## Selected excerpt:
Since "some circumstances" is not something the base64 decoder can decide, that has to be left to a higher level ap. So if unexpected characters are to generate an error, it would need to be enabled via a flag that defaults to not raising the error, IMO. Unless someone has a use case for rejecting an improperly encoded message, we should probably just fix the docs (perhaps noting that this behavior is in accordance with the RFC).

msg91057 - (view)

Author: Neil Tallim (Red HamsterX)

Date: 2009-07-29 18:14

RFC 3548, referenced by the base64 module's docs, has a rather different statement on how invalid characters should be treated.

From 2.3 Interpretation of non-alphabet characters in encoded data: Implementations MUST reject the encoding if it contains characters outside the base alphabet when interpreting base encoded data, unless the specification referring to this document explicitly states otherwise. Such specifications may, as MIME does, instead state that characters outside the base encoding alphabet should simply be ignored when interpreting data ("be liberal in what you accept").

## Aim A:
Return the records verbatim, from their first line through the line that holds "6ES7 972-0BB20-0XA0): PG", including both of those lines.

## Given entries:
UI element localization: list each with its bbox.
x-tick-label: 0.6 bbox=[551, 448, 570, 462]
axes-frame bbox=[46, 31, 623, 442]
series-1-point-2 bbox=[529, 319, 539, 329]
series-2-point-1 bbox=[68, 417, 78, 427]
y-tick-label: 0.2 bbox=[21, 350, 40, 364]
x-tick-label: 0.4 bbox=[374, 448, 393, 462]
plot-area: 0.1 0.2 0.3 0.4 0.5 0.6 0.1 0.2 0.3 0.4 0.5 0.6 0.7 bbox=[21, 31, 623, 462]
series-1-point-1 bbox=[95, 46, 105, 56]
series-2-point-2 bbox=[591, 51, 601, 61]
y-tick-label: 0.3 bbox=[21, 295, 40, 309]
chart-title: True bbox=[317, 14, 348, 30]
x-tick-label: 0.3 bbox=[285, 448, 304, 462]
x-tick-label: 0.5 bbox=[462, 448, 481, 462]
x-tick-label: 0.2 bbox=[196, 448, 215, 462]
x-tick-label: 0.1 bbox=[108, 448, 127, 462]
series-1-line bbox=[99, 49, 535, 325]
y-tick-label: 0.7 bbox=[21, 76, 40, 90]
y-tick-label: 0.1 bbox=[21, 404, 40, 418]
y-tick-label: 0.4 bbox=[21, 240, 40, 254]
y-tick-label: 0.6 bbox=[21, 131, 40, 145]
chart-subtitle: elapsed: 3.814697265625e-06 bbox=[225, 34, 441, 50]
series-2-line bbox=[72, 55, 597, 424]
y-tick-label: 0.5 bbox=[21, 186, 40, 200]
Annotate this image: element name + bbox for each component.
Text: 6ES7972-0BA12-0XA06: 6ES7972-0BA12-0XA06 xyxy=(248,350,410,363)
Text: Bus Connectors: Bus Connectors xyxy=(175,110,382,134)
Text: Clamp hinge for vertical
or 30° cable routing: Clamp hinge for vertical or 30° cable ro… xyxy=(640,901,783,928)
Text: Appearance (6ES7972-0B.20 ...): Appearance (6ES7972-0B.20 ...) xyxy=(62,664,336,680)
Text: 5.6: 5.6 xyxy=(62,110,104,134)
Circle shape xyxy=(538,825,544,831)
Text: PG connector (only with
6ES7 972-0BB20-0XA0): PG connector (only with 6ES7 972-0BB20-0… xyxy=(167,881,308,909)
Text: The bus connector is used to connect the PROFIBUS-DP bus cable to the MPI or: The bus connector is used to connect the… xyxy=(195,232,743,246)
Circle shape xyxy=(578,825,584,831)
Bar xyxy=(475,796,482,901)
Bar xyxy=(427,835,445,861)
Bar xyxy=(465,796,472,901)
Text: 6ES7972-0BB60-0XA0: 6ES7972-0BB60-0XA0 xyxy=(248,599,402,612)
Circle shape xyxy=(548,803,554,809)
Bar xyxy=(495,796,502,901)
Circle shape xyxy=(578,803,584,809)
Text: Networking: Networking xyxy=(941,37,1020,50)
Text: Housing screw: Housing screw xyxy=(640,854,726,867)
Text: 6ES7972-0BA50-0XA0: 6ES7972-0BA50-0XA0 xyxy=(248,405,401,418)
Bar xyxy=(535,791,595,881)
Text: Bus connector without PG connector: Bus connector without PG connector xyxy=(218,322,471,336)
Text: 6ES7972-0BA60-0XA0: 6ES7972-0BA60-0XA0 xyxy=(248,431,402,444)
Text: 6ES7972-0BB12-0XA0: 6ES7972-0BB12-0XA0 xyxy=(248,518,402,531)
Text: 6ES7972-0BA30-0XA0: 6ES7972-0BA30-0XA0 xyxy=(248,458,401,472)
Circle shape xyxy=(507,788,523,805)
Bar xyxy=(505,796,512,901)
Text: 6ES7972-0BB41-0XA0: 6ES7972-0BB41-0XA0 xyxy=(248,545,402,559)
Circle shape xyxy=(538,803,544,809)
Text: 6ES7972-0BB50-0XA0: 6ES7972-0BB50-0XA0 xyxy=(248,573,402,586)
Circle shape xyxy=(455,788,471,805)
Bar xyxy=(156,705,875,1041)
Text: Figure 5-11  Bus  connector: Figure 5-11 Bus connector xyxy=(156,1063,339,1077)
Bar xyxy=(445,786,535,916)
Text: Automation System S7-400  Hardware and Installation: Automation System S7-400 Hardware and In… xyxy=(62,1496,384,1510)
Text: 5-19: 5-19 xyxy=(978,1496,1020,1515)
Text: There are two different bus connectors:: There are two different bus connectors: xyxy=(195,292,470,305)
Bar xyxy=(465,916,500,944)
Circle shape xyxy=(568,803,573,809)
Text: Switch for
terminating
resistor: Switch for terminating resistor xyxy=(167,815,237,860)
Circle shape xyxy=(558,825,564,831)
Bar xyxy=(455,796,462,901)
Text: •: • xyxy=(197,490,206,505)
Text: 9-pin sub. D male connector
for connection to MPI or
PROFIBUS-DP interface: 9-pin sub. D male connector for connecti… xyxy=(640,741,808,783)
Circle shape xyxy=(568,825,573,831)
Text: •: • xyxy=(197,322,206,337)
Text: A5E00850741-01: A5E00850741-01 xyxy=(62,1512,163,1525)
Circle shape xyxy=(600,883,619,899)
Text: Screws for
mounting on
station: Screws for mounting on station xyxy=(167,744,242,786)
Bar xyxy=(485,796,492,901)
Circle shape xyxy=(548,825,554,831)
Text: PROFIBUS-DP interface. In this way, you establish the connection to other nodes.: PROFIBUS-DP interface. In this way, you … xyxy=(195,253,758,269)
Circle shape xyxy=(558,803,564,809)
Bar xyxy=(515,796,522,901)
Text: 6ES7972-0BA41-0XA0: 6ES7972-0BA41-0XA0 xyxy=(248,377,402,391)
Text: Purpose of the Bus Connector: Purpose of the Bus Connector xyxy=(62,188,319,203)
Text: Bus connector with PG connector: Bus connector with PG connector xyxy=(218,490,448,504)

## Aim B:
Translate this sentence from the base64 discussion into French: "RFC 3548, referenced by the base64 module's docs, has a rather different statement on how invalid characters should be treated."

## Full output A:
UI element localization: list each with its bbox.
x-tick-label: 0.6 bbox=[551, 448, 570, 462]
axes-frame bbox=[46, 31, 623, 442]
series-1-point-2 bbox=[529, 319, 539, 329]
series-2-point-1 bbox=[68, 417, 78, 427]
y-tick-label: 0.2 bbox=[21, 350, 40, 364]
x-tick-label: 0.4 bbox=[374, 448, 393, 462]
plot-area: 0.1 0.2 0.3 0.4 0.5 0.6 0.1 0.2 0.3 0.4 0.5 0.6 0.7 bbox=[21, 31, 623, 462]
series-1-point-1 bbox=[95, 46, 105, 56]
series-2-point-2 bbox=[591, 51, 601, 61]
y-tick-label: 0.3 bbox=[21, 295, 40, 309]
chart-title: True bbox=[317, 14, 348, 30]
x-tick-label: 0.3 bbox=[285, 448, 304, 462]
x-tick-label: 0.5 bbox=[462, 448, 481, 462]
x-tick-label: 0.2 bbox=[196, 448, 215, 462]
x-tick-label: 0.1 bbox=[108, 448, 127, 462]
series-1-line bbox=[99, 49, 535, 325]
y-tick-label: 0.7 bbox=[21, 76, 40, 90]
y-tick-label: 0.1 bbox=[21, 404, 40, 418]
y-tick-label: 0.4 bbox=[21, 240, 40, 254]
y-tick-label: 0.6 bbox=[21, 131, 40, 145]
chart-subtitle: elapsed: 3.814697265625e-06 bbox=[225, 34, 441, 50]
series-2-line bbox=[72, 55, 597, 424]
y-tick-label: 0.5 bbox=[21, 186, 40, 200]
Annotate this image: element name + bbox for each component.
Text: 6ES7972-0BA12-0XA06: 6ES7972-0BA12-0XA06 xyxy=(248,350,410,363)
Text: Bus Connectors: Bus Connectors xyxy=(175,110,382,134)
Text: Clamp hinge for vertical
or 30° cable routing: Clamp hinge for vertical or 30° cable ro… xyxy=(640,901,783,928)
Text: Appearance (6ES7972-0B.20 ...): Appearance (6ES7972-0B.20 ...) xyxy=(62,664,336,680)
Text: 5.6: 5.6 xyxy=(62,110,104,134)
Circle shape xyxy=(538,825,544,831)
Text: PG connector (only with
6ES7 972-0BB20-0XA0): PG connector (only with 6ES7 972-0BB20-0… xyxy=(167,881,308,909)

## Full output B:
Le RFC 3548, auquel renvoie la documentation du module base64, contient une déclaration assez différente sur la manière dont les caractères invalides doivent être traités.